▸ **INPUT ROWS**
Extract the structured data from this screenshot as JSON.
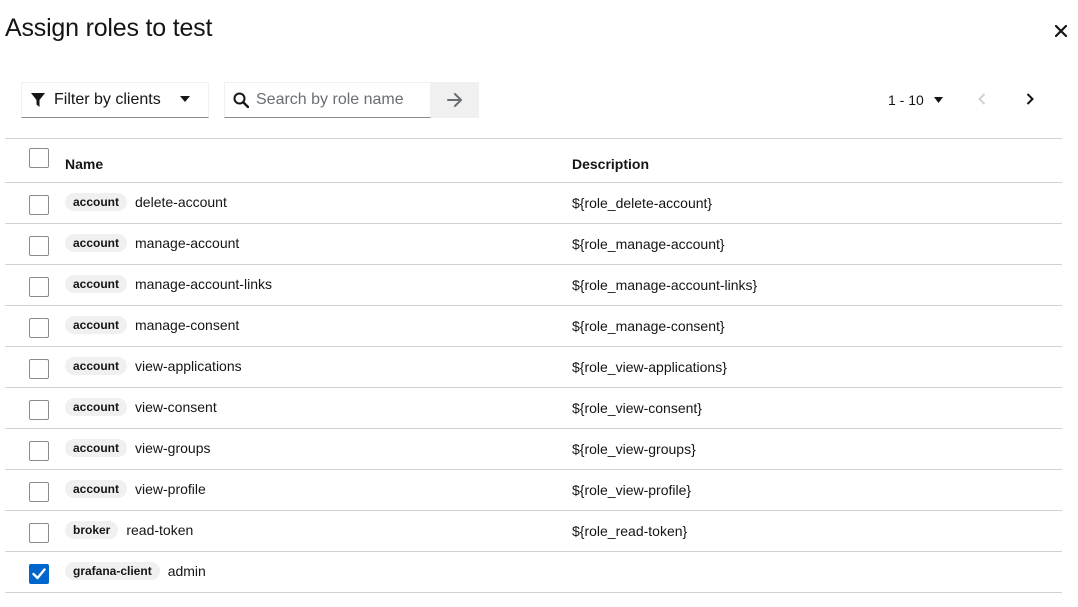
{
  "modal": {
    "title": "Assign roles to test",
    "close_icon": "close-icon"
  },
  "toolbar": {
    "filter_label": "Filter by clients",
    "filter_icon": "filter-icon",
    "search_placeholder": "Search by role name",
    "search_value": "",
    "search_icon": "search-icon",
    "search_submit_icon": "arrow-right-icon"
  },
  "pagination": {
    "range": "1 - 10",
    "prev_icon": "chevron-left-icon",
    "next_icon": "chevron-right-icon"
  },
  "table": {
    "headers": {
      "name": "Name",
      "description": "Description"
    },
    "rows": [
      {
        "client": "account",
        "role": "delete-account",
        "description": "${role_delete-account}",
        "checked": false
      },
      {
        "client": "account",
        "role": "manage-account",
        "description": "${role_manage-account}",
        "checked": false
      },
      {
        "client": "account",
        "role": "manage-account-links",
        "description": "${role_manage-account-links}",
        "checked": false
      },
      {
        "client": "account",
        "role": "manage-consent",
        "description": "${role_manage-consent}",
        "checked": false
      },
      {
        "client": "account",
        "role": "view-applications",
        "description": "${role_view-applications}",
        "checked": false
      },
      {
        "client": "account",
        "role": "view-consent",
        "description": "${role_view-consent}",
        "checked": false
      },
      {
        "client": "account",
        "role": "view-groups",
        "description": "${role_view-groups}",
        "checked": false
      },
      {
        "client": "account",
        "role": "view-profile",
        "description": "${role_view-profile}",
        "checked": false
      },
      {
        "client": "broker",
        "role": "read-token",
        "description": "${role_read-token}",
        "checked": false
      },
      {
        "client": "grafana-client",
        "role": "admin",
        "description": "",
        "checked": true
      }
    ]
  },
  "colors": {
    "accent": "#0066cc",
    "border": "#d2d2d2",
    "badge_bg": "#f0f0f0"
  }
}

▸ **EXERCISE DESCRIPTION**
Give the count of lines in the listing above that include "chevron", with no other words.

▸ **THE RESULT**
2